Records about charts and figures:

● ● ● ●

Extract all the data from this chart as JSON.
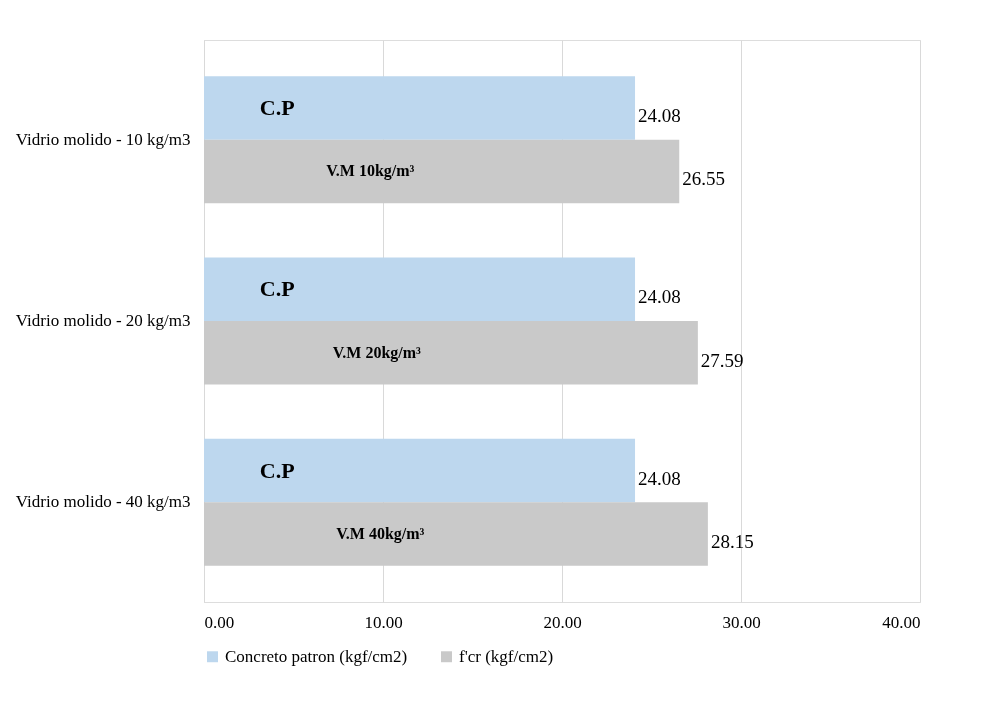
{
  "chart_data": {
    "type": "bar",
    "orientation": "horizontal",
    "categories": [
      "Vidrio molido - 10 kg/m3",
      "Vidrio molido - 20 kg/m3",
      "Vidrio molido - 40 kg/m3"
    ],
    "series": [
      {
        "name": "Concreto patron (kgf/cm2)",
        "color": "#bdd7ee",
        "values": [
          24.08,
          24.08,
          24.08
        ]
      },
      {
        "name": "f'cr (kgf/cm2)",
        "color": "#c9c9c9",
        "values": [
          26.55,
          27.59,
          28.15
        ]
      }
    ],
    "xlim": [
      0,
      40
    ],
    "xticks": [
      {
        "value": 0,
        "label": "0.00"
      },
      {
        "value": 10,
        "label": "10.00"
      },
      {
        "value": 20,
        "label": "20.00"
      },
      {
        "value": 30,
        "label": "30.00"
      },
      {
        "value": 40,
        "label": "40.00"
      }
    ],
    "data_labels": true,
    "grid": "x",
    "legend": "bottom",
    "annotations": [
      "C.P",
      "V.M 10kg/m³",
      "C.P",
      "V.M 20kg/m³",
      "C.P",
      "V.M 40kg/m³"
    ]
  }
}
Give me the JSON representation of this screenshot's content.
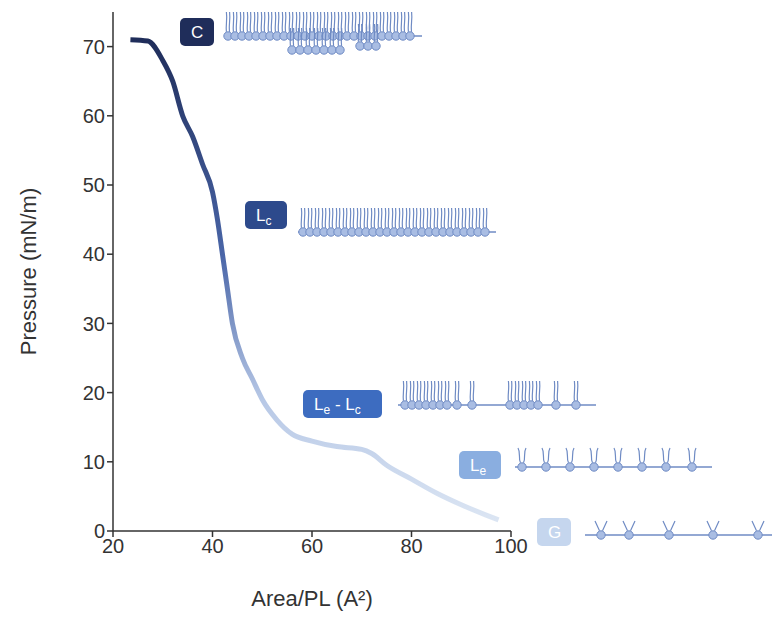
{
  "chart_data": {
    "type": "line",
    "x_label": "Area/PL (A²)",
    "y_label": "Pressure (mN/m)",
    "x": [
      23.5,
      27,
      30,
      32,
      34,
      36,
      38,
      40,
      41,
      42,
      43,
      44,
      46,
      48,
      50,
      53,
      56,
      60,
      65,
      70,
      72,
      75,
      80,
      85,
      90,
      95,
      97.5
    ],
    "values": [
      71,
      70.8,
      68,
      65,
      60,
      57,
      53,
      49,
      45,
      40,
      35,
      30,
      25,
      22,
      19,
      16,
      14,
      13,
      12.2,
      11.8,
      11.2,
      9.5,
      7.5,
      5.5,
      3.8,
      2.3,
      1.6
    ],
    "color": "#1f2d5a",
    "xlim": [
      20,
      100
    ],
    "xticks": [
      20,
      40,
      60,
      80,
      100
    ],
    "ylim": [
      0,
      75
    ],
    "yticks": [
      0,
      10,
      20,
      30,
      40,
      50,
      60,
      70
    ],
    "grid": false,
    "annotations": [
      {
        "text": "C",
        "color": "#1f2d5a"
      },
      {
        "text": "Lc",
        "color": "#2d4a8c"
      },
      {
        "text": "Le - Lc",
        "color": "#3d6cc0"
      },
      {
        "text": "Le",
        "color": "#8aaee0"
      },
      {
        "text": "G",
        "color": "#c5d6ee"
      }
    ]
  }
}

● ● ● ●

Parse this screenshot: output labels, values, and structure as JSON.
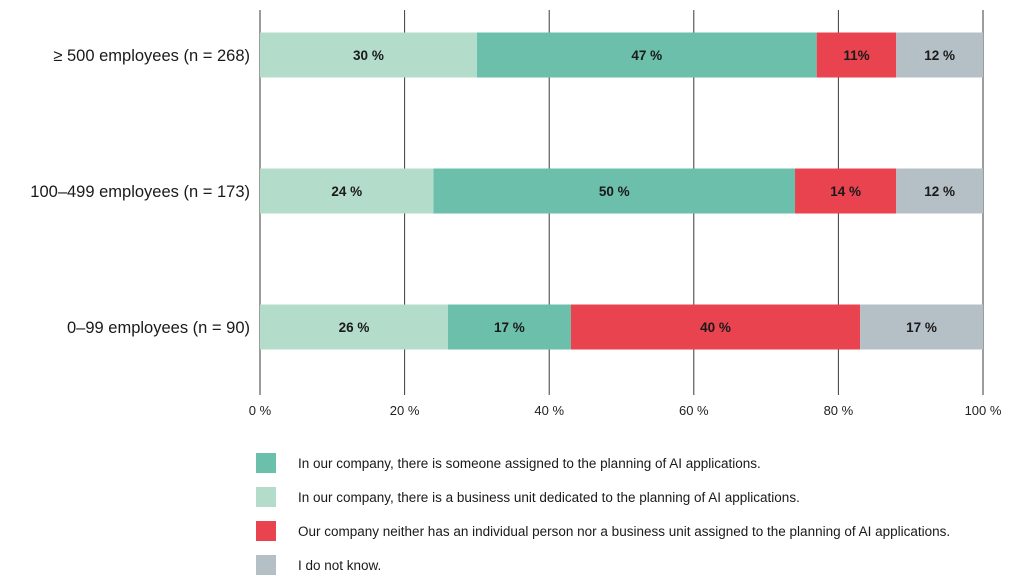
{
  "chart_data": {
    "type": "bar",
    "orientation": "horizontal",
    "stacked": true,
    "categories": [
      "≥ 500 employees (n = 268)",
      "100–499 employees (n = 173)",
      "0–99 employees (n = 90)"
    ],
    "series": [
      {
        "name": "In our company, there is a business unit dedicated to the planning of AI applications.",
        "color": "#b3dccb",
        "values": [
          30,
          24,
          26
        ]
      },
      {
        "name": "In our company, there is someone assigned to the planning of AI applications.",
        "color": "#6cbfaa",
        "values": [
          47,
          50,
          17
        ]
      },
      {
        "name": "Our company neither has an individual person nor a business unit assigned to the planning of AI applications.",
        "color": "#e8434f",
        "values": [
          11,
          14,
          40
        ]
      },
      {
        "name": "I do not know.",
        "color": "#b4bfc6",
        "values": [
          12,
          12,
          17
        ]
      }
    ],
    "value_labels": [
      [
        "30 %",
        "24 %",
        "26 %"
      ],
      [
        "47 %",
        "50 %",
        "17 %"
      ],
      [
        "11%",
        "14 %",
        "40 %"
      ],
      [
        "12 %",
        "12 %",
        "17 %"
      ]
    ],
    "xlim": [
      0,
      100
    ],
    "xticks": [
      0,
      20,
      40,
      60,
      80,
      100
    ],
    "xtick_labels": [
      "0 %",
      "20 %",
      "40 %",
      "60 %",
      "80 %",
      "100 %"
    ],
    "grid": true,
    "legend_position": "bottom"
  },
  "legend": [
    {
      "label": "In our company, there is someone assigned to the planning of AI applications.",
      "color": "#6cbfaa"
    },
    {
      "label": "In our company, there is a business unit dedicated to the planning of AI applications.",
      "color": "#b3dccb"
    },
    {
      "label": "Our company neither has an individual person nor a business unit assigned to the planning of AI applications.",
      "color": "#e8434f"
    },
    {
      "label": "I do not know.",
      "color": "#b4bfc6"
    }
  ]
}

● ● ● ●

*Requirements:* Locate all lines in the listing above with the word "text" and copy them.

*Response below:*
        "text": "C",
        "text": "Lc",
        "text": "Le - Lc",
        "text": "Le",
        "text": "G",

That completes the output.